_The problem_:
Where the word "JSON" occurs in a line, return that line.

———

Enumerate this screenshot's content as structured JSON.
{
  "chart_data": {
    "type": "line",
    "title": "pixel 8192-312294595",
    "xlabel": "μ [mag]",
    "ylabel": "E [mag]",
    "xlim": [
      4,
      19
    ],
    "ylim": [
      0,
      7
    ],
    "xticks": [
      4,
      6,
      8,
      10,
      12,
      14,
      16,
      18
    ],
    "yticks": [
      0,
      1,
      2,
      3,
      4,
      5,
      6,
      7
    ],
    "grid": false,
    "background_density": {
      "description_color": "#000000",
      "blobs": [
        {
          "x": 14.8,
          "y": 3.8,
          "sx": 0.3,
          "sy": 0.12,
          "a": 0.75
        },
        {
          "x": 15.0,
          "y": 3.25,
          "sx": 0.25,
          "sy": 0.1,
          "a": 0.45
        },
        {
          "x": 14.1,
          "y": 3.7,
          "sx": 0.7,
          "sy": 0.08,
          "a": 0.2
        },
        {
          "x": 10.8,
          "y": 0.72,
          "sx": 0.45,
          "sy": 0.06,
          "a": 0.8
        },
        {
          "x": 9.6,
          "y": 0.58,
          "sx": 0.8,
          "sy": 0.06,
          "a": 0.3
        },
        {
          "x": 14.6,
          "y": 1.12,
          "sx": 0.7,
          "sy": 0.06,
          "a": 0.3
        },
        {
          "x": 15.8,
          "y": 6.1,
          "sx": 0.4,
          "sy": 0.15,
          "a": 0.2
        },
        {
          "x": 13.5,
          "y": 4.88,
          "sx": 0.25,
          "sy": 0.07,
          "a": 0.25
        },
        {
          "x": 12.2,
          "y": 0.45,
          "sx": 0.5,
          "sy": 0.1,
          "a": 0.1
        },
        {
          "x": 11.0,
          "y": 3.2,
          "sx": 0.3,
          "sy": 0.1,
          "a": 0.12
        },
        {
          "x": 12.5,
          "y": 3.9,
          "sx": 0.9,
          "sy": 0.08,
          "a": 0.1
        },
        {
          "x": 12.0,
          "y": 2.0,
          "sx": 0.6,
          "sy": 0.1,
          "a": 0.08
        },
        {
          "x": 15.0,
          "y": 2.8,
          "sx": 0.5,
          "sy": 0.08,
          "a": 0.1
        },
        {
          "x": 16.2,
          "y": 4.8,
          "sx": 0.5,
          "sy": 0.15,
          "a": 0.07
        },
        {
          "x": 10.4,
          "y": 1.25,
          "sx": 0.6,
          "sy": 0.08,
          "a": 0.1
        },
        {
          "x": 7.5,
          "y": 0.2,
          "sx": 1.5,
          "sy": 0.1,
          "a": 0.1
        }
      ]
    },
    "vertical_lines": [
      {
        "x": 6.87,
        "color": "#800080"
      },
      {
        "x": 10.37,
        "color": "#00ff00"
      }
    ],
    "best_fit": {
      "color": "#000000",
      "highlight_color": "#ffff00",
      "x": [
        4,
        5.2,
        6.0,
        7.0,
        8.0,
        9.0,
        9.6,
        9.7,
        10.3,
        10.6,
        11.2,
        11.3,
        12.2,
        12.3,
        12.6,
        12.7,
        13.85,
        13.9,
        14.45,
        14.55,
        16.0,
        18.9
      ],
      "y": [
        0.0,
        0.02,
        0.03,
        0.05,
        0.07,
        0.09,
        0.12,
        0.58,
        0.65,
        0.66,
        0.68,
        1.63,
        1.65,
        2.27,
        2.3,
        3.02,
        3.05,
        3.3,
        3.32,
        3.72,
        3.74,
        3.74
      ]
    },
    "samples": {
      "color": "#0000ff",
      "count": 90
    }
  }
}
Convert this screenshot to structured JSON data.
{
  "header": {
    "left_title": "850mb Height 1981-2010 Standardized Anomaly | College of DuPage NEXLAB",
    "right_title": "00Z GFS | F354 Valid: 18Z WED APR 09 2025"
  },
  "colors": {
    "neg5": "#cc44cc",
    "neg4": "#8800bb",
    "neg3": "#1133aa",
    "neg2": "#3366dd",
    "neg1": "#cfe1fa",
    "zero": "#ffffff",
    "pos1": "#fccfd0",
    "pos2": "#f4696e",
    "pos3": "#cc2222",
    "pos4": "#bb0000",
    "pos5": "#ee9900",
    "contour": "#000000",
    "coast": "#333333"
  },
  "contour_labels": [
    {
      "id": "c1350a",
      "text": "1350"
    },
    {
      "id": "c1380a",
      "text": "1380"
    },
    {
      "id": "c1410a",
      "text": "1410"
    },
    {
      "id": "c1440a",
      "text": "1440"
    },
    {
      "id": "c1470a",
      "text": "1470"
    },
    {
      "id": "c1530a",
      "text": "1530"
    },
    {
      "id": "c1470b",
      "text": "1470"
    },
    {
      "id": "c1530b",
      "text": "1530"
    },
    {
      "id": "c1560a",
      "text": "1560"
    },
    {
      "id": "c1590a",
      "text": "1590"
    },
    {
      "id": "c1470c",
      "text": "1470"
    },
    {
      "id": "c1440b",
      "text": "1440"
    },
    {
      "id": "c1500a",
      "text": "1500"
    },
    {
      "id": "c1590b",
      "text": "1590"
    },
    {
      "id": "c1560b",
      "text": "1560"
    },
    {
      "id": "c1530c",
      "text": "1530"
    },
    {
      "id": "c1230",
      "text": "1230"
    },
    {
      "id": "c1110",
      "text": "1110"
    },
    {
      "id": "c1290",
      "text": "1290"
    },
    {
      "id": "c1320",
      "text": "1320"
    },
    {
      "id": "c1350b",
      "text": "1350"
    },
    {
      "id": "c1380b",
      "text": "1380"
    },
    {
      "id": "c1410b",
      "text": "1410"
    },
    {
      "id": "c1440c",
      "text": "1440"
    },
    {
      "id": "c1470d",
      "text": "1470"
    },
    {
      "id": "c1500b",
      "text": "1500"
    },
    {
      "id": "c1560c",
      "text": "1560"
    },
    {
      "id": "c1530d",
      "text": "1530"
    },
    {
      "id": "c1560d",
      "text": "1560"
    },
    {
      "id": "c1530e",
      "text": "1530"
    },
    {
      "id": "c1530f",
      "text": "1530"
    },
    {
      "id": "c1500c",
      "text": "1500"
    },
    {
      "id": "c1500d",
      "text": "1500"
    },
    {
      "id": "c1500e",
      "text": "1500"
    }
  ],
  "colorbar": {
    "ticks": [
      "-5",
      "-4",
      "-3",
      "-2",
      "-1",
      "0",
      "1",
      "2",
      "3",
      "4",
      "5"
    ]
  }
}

———

_Problem solution_:
Enumerate this screenshot's content as structured JSON.
Convert this screenshot to structured JSON data.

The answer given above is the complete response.